Repeat the data that follows, word for word, without the images.

◆ Data extracted from a collection:
>> BEGIN

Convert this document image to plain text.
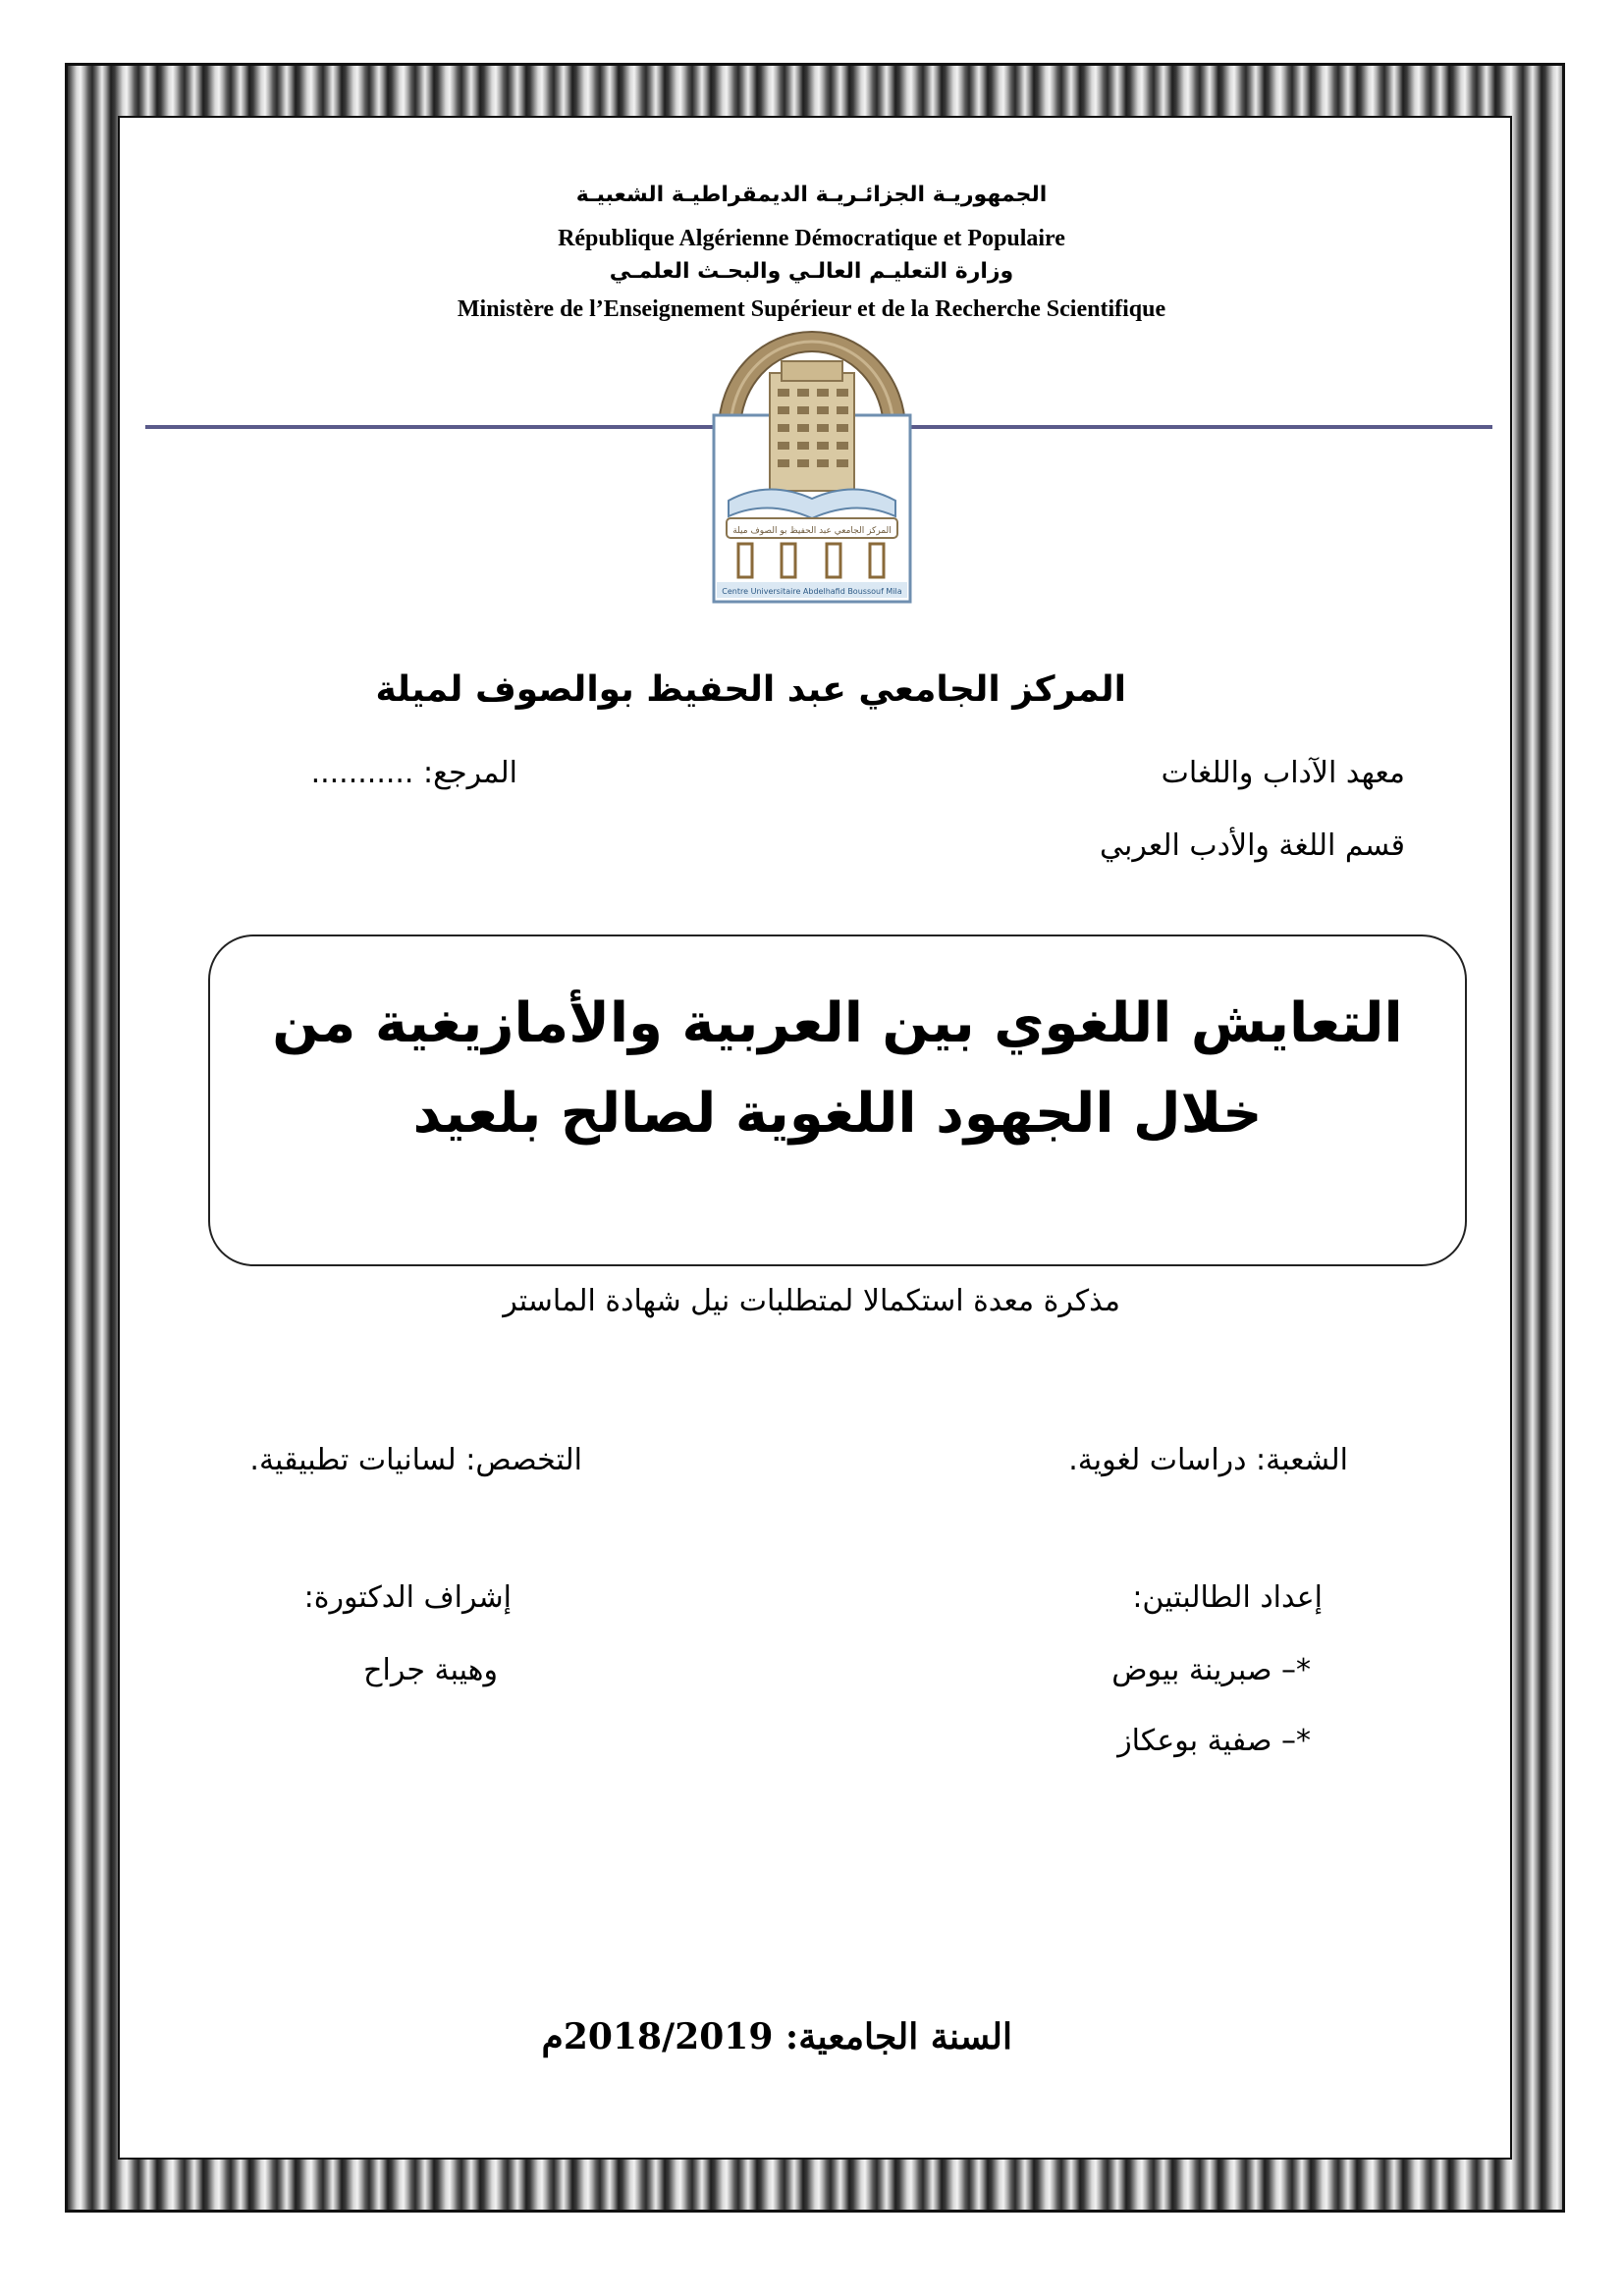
الجمهوريـة الجزائـريـة الديمقراطيـة الشعبيـة
République Algérienne Démocratique et Populaire
وزارة التعليـم العالـي والبحـث العلمـي
Ministère de l’Enseignement Supérieur et de la Recherche Scientifique
المركز الجامعي عبد الحفيظ بو الصوف ميلة
Centre Universitaire Abdelhafid Boussouf Mila
المركز الجامعي عبد الحفيظ بوالصوف لميلة
معهد الآداب واللغات
المرجع: ...........
قسم اللغة والأدب العربي
التعايش اللغوي بين العربية والأمازيغية من
خلال الجهود اللغوية لصالح بلعيد
مذكرة معدة استكمالا لمتطلبات نيل شهادة الماستر
الشعبة: دراسات لغوية.
التخصص: لسانيات تطبيقية.
إعداد الطالبتين:
إشراف الدكتورة:
*– صبرينة بيوض
وهيبة جراح
*– صفية بوعكاز
السنة الجامعية: 2018/2019م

>> END

◆ RESPONSE:
Convert this document image to plain text.
الجمهوريـة الجزائـريـة الديمقراطيـة الشعبيـة
République Algérienne Démocratique et Populaire
وزارة التعليـم العالـي والبحـث العلمـي
Ministère de l’Enseignement Supérieur et de la Recherche Scientifique
المركز الجامعي عبد الحفيظ بو الصوف ميلة
Centre Universitaire Abdelhafid Boussouf Mila
المركز الجامعي عبد الحفيظ بوالصوف لميلة
معهد الآداب واللغات
المرجع: ...........
قسم اللغة والأدب العربي
التعايش اللغوي بين العربية والأمازيغية من
خلال الجهود اللغوية لصالح بلعيد
مذكرة معدة استكمالا لمتطلبات نيل شهادة الماستر
الشعبة: دراسات لغوية.
التخصص: لسانيات تطبيقية.
إعداد الطالبتين:
إشراف الدكتورة:
*– صبرينة بيوض
وهيبة جراح
*– صفية بوعكاز
السنة الجامعية: 2018/2019م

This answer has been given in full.